# DATA TO PROCESS:
# # # # # # #
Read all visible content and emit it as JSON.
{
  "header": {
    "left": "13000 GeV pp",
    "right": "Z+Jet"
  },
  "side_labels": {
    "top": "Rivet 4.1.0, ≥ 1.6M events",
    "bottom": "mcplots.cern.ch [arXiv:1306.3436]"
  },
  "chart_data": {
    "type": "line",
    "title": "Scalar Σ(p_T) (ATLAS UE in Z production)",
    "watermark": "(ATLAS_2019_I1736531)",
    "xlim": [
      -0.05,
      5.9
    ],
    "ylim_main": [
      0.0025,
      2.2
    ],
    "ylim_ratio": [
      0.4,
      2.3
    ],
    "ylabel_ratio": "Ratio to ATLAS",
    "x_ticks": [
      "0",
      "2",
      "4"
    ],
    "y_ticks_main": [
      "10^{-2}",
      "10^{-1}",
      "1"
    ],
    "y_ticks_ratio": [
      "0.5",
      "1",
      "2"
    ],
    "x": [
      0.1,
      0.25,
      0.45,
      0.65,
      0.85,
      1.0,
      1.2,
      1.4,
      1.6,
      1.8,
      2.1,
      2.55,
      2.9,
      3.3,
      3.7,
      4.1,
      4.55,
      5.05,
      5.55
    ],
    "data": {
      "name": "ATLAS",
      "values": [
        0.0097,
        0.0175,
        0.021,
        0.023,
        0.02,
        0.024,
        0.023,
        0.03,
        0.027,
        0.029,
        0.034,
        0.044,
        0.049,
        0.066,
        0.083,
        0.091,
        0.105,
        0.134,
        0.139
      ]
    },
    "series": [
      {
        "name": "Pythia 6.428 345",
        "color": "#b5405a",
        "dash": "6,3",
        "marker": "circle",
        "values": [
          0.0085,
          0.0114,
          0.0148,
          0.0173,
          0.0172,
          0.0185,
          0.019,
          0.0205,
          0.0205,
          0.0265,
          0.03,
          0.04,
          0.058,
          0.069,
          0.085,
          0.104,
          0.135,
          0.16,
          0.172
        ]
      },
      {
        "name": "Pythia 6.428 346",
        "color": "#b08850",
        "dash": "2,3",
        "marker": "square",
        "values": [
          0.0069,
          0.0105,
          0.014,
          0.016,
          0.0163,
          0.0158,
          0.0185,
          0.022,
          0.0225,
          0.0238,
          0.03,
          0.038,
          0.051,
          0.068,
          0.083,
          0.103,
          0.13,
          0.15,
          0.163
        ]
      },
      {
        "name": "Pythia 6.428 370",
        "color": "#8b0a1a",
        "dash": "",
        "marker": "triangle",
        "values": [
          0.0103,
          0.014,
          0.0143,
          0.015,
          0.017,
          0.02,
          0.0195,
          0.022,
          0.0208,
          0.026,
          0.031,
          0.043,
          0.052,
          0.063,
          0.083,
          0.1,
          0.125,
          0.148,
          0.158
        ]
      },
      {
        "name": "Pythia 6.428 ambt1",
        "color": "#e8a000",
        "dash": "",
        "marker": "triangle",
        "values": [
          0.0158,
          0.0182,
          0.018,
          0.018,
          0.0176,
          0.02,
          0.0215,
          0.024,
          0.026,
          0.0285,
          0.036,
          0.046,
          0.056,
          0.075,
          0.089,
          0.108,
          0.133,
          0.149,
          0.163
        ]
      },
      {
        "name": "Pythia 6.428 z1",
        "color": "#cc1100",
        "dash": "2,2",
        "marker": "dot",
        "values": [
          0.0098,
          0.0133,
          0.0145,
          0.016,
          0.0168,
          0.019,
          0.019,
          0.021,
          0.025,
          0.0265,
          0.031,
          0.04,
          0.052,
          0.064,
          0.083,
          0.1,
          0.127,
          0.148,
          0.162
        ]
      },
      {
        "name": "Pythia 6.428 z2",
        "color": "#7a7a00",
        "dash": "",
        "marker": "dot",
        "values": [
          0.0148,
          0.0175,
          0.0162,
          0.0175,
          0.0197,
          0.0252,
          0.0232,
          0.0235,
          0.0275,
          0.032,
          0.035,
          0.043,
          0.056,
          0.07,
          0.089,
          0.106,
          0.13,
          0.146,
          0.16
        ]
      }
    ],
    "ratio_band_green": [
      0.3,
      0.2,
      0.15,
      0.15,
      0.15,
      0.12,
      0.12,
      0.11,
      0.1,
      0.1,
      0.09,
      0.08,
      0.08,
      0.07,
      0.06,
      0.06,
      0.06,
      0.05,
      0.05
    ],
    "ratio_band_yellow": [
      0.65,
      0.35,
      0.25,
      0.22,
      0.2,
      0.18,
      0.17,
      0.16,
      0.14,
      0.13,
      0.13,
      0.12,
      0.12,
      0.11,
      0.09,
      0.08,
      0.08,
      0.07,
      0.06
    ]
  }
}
# # # # # # #
# JOB:
All of the entries need to be reproduced exactly; please write them out.

# CORRECT RESPONSE:
Read all visible content and emit it as JSON.
{
  "header": {
    "left": "13000 GeV pp",
    "right": "Z+Jet"
  },
  "side_labels": {
    "top": "Rivet 4.1.0, ≥ 1.6M events",
    "bottom": "mcplots.cern.ch [arXiv:1306.3436]"
  },
  "chart_data": {
    "type": "line",
    "title": "Scalar Σ(p_T) (ATLAS UE in Z production)",
    "watermark": "(ATLAS_2019_I1736531)",
    "xlim": [
      -0.05,
      5.9
    ],
    "ylim_main": [
      0.0025,
      2.2
    ],
    "ylim_ratio": [
      0.4,
      2.3
    ],
    "ylabel_ratio": "Ratio to ATLAS",
    "x_ticks": [
      "0",
      "2",
      "4"
    ],
    "y_ticks_main": [
      "10^{-2}",
      "10^{-1}",
      "1"
    ],
    "y_ticks_ratio": [
      "0.5",
      "1",
      "2"
    ],
    "x": [
      0.1,
      0.25,
      0.45,
      0.65,
      0.85,
      1.0,
      1.2,
      1.4,
      1.6,
      1.8,
      2.1,
      2.55,
      2.9,
      3.3,
      3.7,
      4.1,
      4.55,
      5.05,
      5.55
    ],
    "data": {
      "name": "ATLAS",
      "values": [
        0.0097,
        0.0175,
        0.021,
        0.023,
        0.02,
        0.024,
        0.023,
        0.03,
        0.027,
        0.029,
        0.034,
        0.044,
        0.049,
        0.066,
        0.083,
        0.091,
        0.105,
        0.134,
        0.139
      ]
    },
    "series": [
      {
        "name": "Pythia 6.428 345",
        "color": "#b5405a",
        "dash": "6,3",
        "marker": "circle",
        "values": [
          0.0085,
          0.0114,
          0.0148,
          0.0173,
          0.0172,
          0.0185,
          0.019,
          0.0205,
          0.0205,
          0.0265,
          0.03,
          0.04,
          0.058,
          0.069,
          0.085,
          0.104,
          0.135,
          0.16,
          0.172
        ]
      },
      {
        "name": "Pythia 6.428 346",
        "color": "#b08850",
        "dash": "2,3",
        "marker": "square",
        "values": [
          0.0069,
          0.0105,
          0.014,
          0.016,
          0.0163,
          0.0158,
          0.0185,
          0.022,
          0.0225,
          0.0238,
          0.03,
          0.038,
          0.051,
          0.068,
          0.083,
          0.103,
          0.13,
          0.15,
          0.163
        ]
      },
      {
        "name": "Pythia 6.428 370",
        "color": "#8b0a1a",
        "dash": "",
        "marker": "triangle",
        "values": [
          0.0103,
          0.014,
          0.0143,
          0.015,
          0.017,
          0.02,
          0.0195,
          0.022,
          0.0208,
          0.026,
          0.031,
          0.043,
          0.052,
          0.063,
          0.083,
          0.1,
          0.125,
          0.148,
          0.158
        ]
      },
      {
        "name": "Pythia 6.428 ambt1",
        "color": "#e8a000",
        "dash": "",
        "marker": "triangle",
        "values": [
          0.0158,
          0.0182,
          0.018,
          0.018,
          0.0176,
          0.02,
          0.0215,
          0.024,
          0.026,
          0.0285,
          0.036,
          0.046,
          0.056,
          0.075,
          0.089,
          0.108,
          0.133,
          0.149,
          0.163
        ]
      },
      {
        "name": "Pythia 6.428 z1",
        "color": "#cc1100",
        "dash": "2,2",
        "marker": "dot",
        "values": [
          0.0098,
          0.0133,
          0.0145,
          0.016,
          0.0168,
          0.019,
          0.019,
          0.021,
          0.025,
          0.0265,
          0.031,
          0.04,
          0.052,
          0.064,
          0.083,
          0.1,
          0.127,
          0.148,
          0.162
        ]
      },
      {
        "name": "Pythia 6.428 z2",
        "color": "#7a7a00",
        "dash": "",
        "marker": "dot",
        "values": [
          0.0148,
          0.0175,
          0.0162,
          0.0175,
          0.0197,
          0.0252,
          0.0232,
          0.0235,
          0.0275,
          0.032,
          0.035,
          0.043,
          0.056,
          0.07,
          0.089,
          0.106,
          0.13,
          0.146,
          0.16
        ]
      }
    ],
    "ratio_band_green": [
      0.3,
      0.2,
      0.15,
      0.15,
      0.15,
      0.12,
      0.12,
      0.11,
      0.1,
      0.1,
      0.09,
      0.08,
      0.08,
      0.07,
      0.06,
      0.06,
      0.06,
      0.05,
      0.05
    ],
    "ratio_band_yellow": [
      0.65,
      0.35,
      0.25,
      0.22,
      0.2,
      0.18,
      0.17,
      0.16,
      0.14,
      0.13,
      0.13,
      0.12,
      0.12,
      0.11,
      0.09,
      0.08,
      0.08,
      0.07,
      0.06
    ]
  }
}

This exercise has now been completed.